Without the pictures, copy all the entries below exactly.

= = = = = = =

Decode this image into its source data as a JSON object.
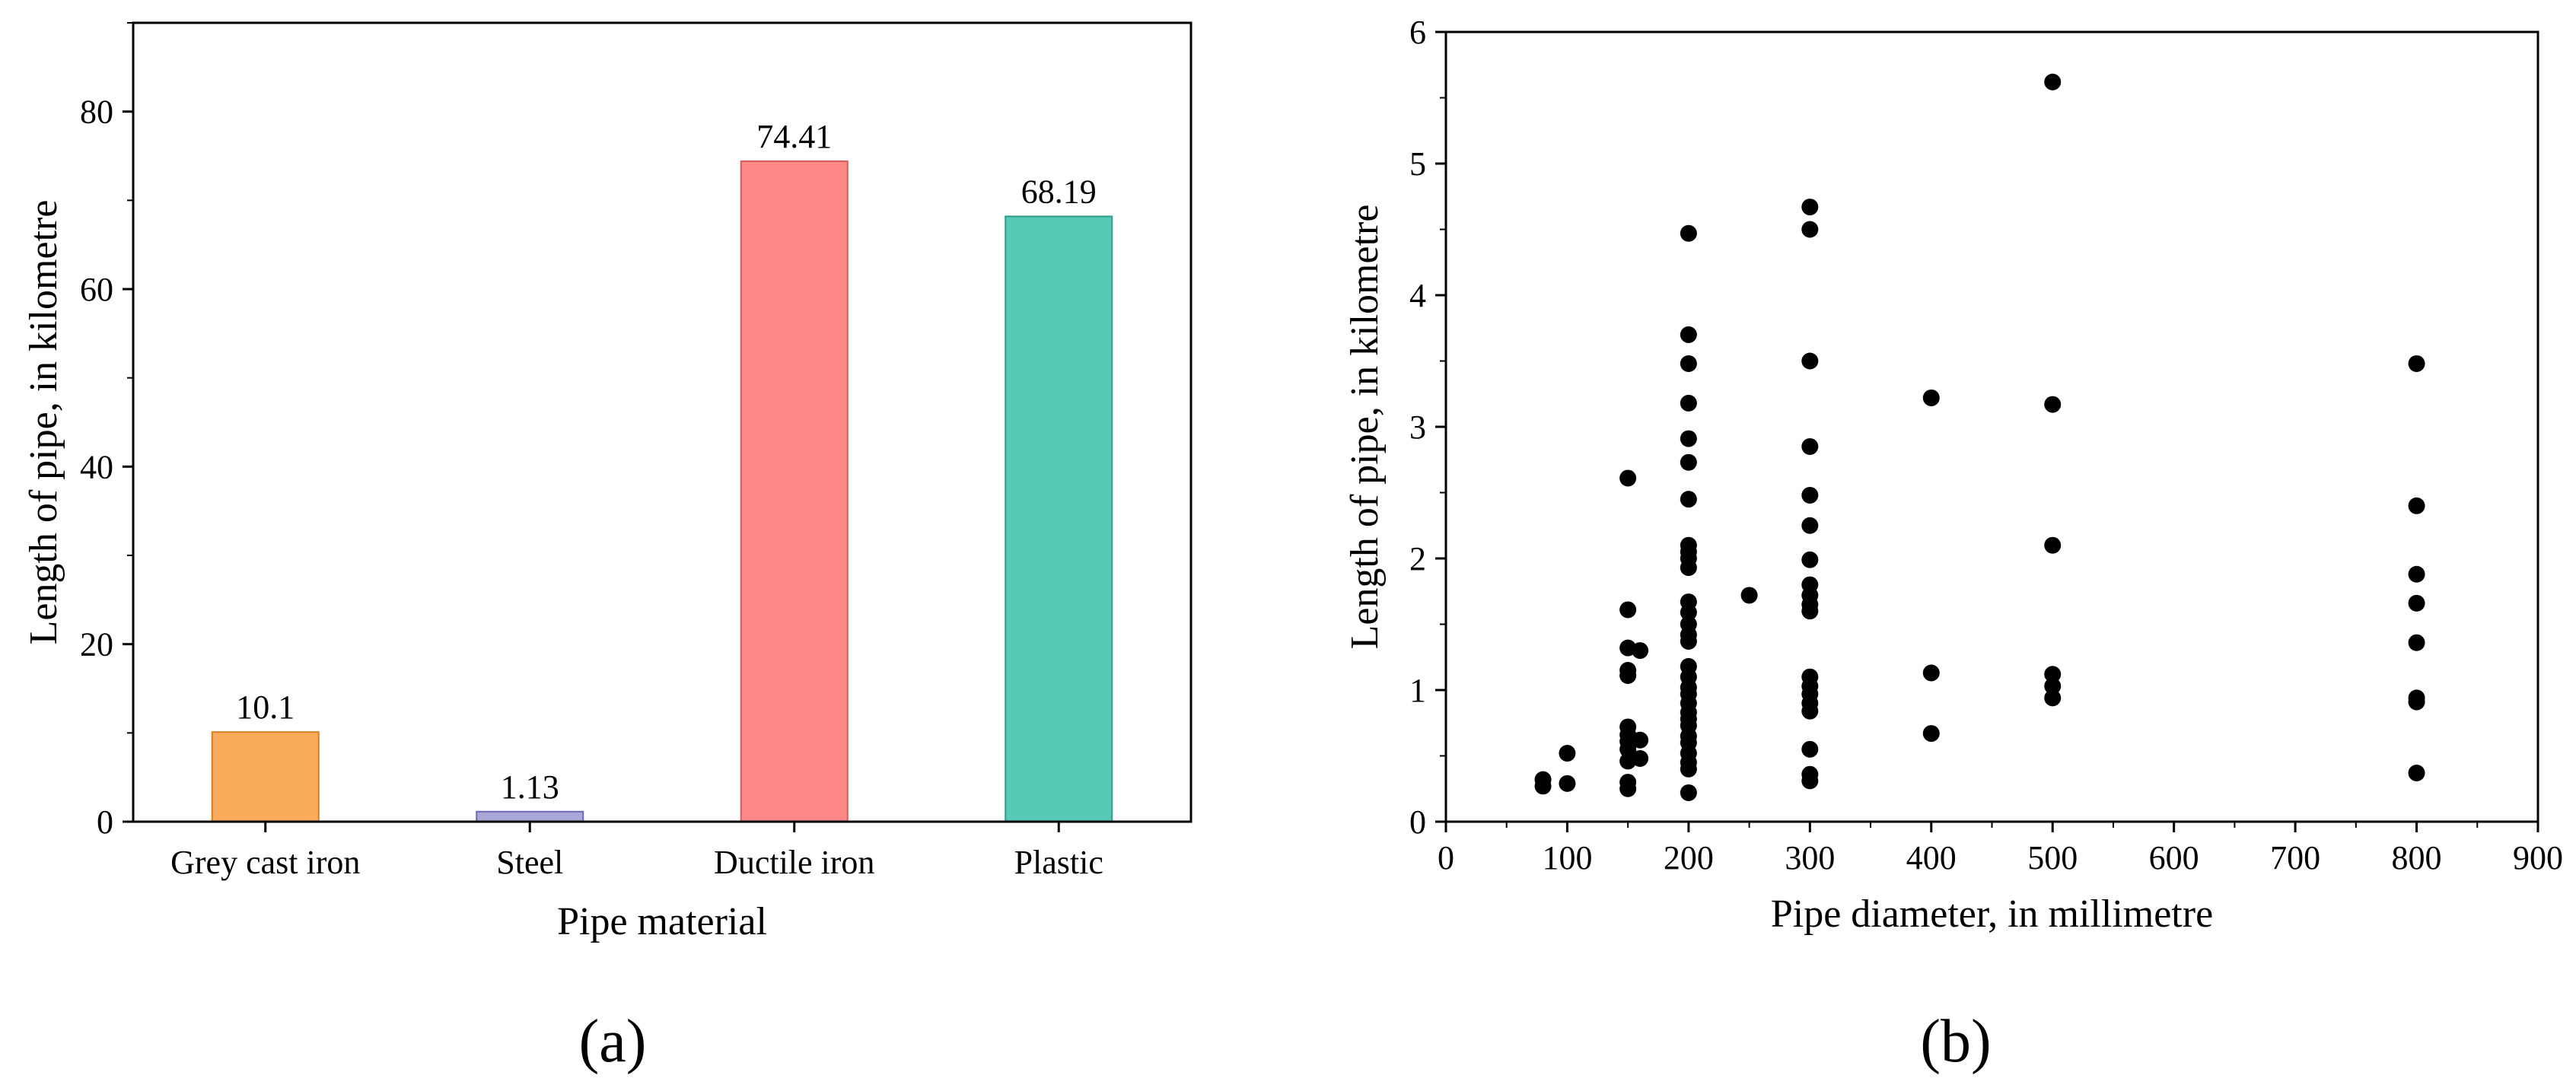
{
  "chart_data": [
    {
      "type": "bar",
      "panel_label": "(a)",
      "xlabel": "Pipe material",
      "ylabel": "Length of pipe, in kilometre",
      "ylim": [
        0,
        90
      ],
      "yticks": [
        0,
        20,
        40,
        60,
        80
      ],
      "categories": [
        "Grey cast iron",
        "Steel",
        "Ductile iron",
        "Plastic"
      ],
      "values": [
        10.1,
        1.13,
        74.41,
        68.19
      ],
      "data_labels": [
        "10.1",
        "1.13",
        "74.41",
        "68.19"
      ],
      "colors": [
        "#fbab5c",
        "#a9a9d9",
        "#fc8986",
        "#57c9b7"
      ],
      "edge_colors": [
        "#d87e22",
        "#6a6ab0",
        "#d65c5a",
        "#2e9c8a"
      ]
    },
    {
      "type": "scatter",
      "panel_label": "(b)",
      "xlabel": "Pipe diameter, in millimetre",
      "ylabel": "Length of pipe, in kilometre",
      "xlim": [
        0,
        900
      ],
      "ylim": [
        0,
        6
      ],
      "xticks": [
        0,
        100,
        200,
        300,
        400,
        500,
        600,
        700,
        800,
        900
      ],
      "yticks": [
        0,
        1,
        2,
        3,
        4,
        5,
        6
      ],
      "marker_color": "#000000",
      "points": [
        [
          80,
          0.32
        ],
        [
          80,
          0.27
        ],
        [
          100,
          0.52
        ],
        [
          100,
          0.29
        ],
        [
          150,
          2.61
        ],
        [
          150,
          1.61
        ],
        [
          150,
          1.32
        ],
        [
          150,
          1.15
        ],
        [
          150,
          1.11
        ],
        [
          150,
          0.72
        ],
        [
          150,
          0.66
        ],
        [
          150,
          0.61
        ],
        [
          150,
          0.55
        ],
        [
          150,
          0.46
        ],
        [
          150,
          0.3
        ],
        [
          150,
          0.25
        ],
        [
          160,
          1.3
        ],
        [
          160,
          0.62
        ],
        [
          160,
          0.48
        ],
        [
          200,
          4.47
        ],
        [
          200,
          3.7
        ],
        [
          200,
          3.48
        ],
        [
          200,
          3.18
        ],
        [
          200,
          2.91
        ],
        [
          200,
          2.73
        ],
        [
          200,
          2.45
        ],
        [
          200,
          2.1
        ],
        [
          200,
          2.05
        ],
        [
          200,
          2.0
        ],
        [
          200,
          1.93
        ],
        [
          200,
          1.67
        ],
        [
          200,
          1.59
        ],
        [
          200,
          1.5
        ],
        [
          200,
          1.42
        ],
        [
          200,
          1.37
        ],
        [
          200,
          1.18
        ],
        [
          200,
          1.1
        ],
        [
          200,
          1.02
        ],
        [
          200,
          0.97
        ],
        [
          200,
          0.9
        ],
        [
          200,
          0.83
        ],
        [
          200,
          0.78
        ],
        [
          200,
          0.73
        ],
        [
          200,
          0.65
        ],
        [
          200,
          0.6
        ],
        [
          200,
          0.52
        ],
        [
          200,
          0.45
        ],
        [
          200,
          0.4
        ],
        [
          200,
          0.22
        ],
        [
          250,
          1.72
        ],
        [
          300,
          4.67
        ],
        [
          300,
          4.5
        ],
        [
          300,
          3.5
        ],
        [
          300,
          2.85
        ],
        [
          300,
          2.48
        ],
        [
          300,
          2.25
        ],
        [
          300,
          1.99
        ],
        [
          300,
          1.8
        ],
        [
          300,
          1.72
        ],
        [
          300,
          1.65
        ],
        [
          300,
          1.6
        ],
        [
          300,
          1.1
        ],
        [
          300,
          1.03
        ],
        [
          300,
          0.97
        ],
        [
          300,
          0.9
        ],
        [
          300,
          0.84
        ],
        [
          300,
          0.55
        ],
        [
          300,
          0.36
        ],
        [
          300,
          0.31
        ],
        [
          400,
          3.22
        ],
        [
          400,
          1.13
        ],
        [
          400,
          0.67
        ],
        [
          500,
          5.62
        ],
        [
          500,
          3.17
        ],
        [
          500,
          2.1
        ],
        [
          500,
          1.12
        ],
        [
          500,
          1.03
        ],
        [
          500,
          0.94
        ],
        [
          800,
          3.48
        ],
        [
          800,
          2.4
        ],
        [
          800,
          1.88
        ],
        [
          800,
          1.66
        ],
        [
          800,
          1.36
        ],
        [
          800,
          0.94
        ],
        [
          800,
          0.91
        ],
        [
          800,
          0.37
        ]
      ]
    }
  ]
}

= = = = = = =

→ **Response for this exercise**:
Decode this image into its source data as a JSON object.
{
  "chart_data": [
    {
      "type": "bar",
      "panel_label": "(a)",
      "xlabel": "Pipe material",
      "ylabel": "Length of pipe, in kilometre",
      "ylim": [
        0,
        90
      ],
      "yticks": [
        0,
        20,
        40,
        60,
        80
      ],
      "categories": [
        "Grey cast iron",
        "Steel",
        "Ductile iron",
        "Plastic"
      ],
      "values": [
        10.1,
        1.13,
        74.41,
        68.19
      ],
      "data_labels": [
        "10.1",
        "1.13",
        "74.41",
        "68.19"
      ],
      "colors": [
        "#fbab5c",
        "#a9a9d9",
        "#fc8986",
        "#57c9b7"
      ],
      "edge_colors": [
        "#d87e22",
        "#6a6ab0",
        "#d65c5a",
        "#2e9c8a"
      ]
    },
    {
      "type": "scatter",
      "panel_label": "(b)",
      "xlabel": "Pipe diameter, in millimetre",
      "ylabel": "Length of pipe, in kilometre",
      "xlim": [
        0,
        900
      ],
      "ylim": [
        0,
        6
      ],
      "xticks": [
        0,
        100,
        200,
        300,
        400,
        500,
        600,
        700,
        800,
        900
      ],
      "yticks": [
        0,
        1,
        2,
        3,
        4,
        5,
        6
      ],
      "marker_color": "#000000",
      "points": [
        [
          80,
          0.32
        ],
        [
          80,
          0.27
        ],
        [
          100,
          0.52
        ],
        [
          100,
          0.29
        ],
        [
          150,
          2.61
        ],
        [
          150,
          1.61
        ],
        [
          150,
          1.32
        ],
        [
          150,
          1.15
        ],
        [
          150,
          1.11
        ],
        [
          150,
          0.72
        ],
        [
          150,
          0.66
        ],
        [
          150,
          0.61
        ],
        [
          150,
          0.55
        ],
        [
          150,
          0.46
        ],
        [
          150,
          0.3
        ],
        [
          150,
          0.25
        ],
        [
          160,
          1.3
        ],
        [
          160,
          0.62
        ],
        [
          160,
          0.48
        ],
        [
          200,
          4.47
        ],
        [
          200,
          3.7
        ],
        [
          200,
          3.48
        ],
        [
          200,
          3.18
        ],
        [
          200,
          2.91
        ],
        [
          200,
          2.73
        ],
        [
          200,
          2.45
        ],
        [
          200,
          2.1
        ],
        [
          200,
          2.05
        ],
        [
          200,
          2.0
        ],
        [
          200,
          1.93
        ],
        [
          200,
          1.67
        ],
        [
          200,
          1.59
        ],
        [
          200,
          1.5
        ],
        [
          200,
          1.42
        ],
        [
          200,
          1.37
        ],
        [
          200,
          1.18
        ],
        [
          200,
          1.1
        ],
        [
          200,
          1.02
        ],
        [
          200,
          0.97
        ],
        [
          200,
          0.9
        ],
        [
          200,
          0.83
        ],
        [
          200,
          0.78
        ],
        [
          200,
          0.73
        ],
        [
          200,
          0.65
        ],
        [
          200,
          0.6
        ],
        [
          200,
          0.52
        ],
        [
          200,
          0.45
        ],
        [
          200,
          0.4
        ],
        [
          200,
          0.22
        ],
        [
          250,
          1.72
        ],
        [
          300,
          4.67
        ],
        [
          300,
          4.5
        ],
        [
          300,
          3.5
        ],
        [
          300,
          2.85
        ],
        [
          300,
          2.48
        ],
        [
          300,
          2.25
        ],
        [
          300,
          1.99
        ],
        [
          300,
          1.8
        ],
        [
          300,
          1.72
        ],
        [
          300,
          1.65
        ],
        [
          300,
          1.6
        ],
        [
          300,
          1.1
        ],
        [
          300,
          1.03
        ],
        [
          300,
          0.97
        ],
        [
          300,
          0.9
        ],
        [
          300,
          0.84
        ],
        [
          300,
          0.55
        ],
        [
          300,
          0.36
        ],
        [
          300,
          0.31
        ],
        [
          400,
          3.22
        ],
        [
          400,
          1.13
        ],
        [
          400,
          0.67
        ],
        [
          500,
          5.62
        ],
        [
          500,
          3.17
        ],
        [
          500,
          2.1
        ],
        [
          500,
          1.12
        ],
        [
          500,
          1.03
        ],
        [
          500,
          0.94
        ],
        [
          800,
          3.48
        ],
        [
          800,
          2.4
        ],
        [
          800,
          1.88
        ],
        [
          800,
          1.66
        ],
        [
          800,
          1.36
        ],
        [
          800,
          0.94
        ],
        [
          800,
          0.91
        ],
        [
          800,
          0.37
        ]
      ]
    }
  ]
}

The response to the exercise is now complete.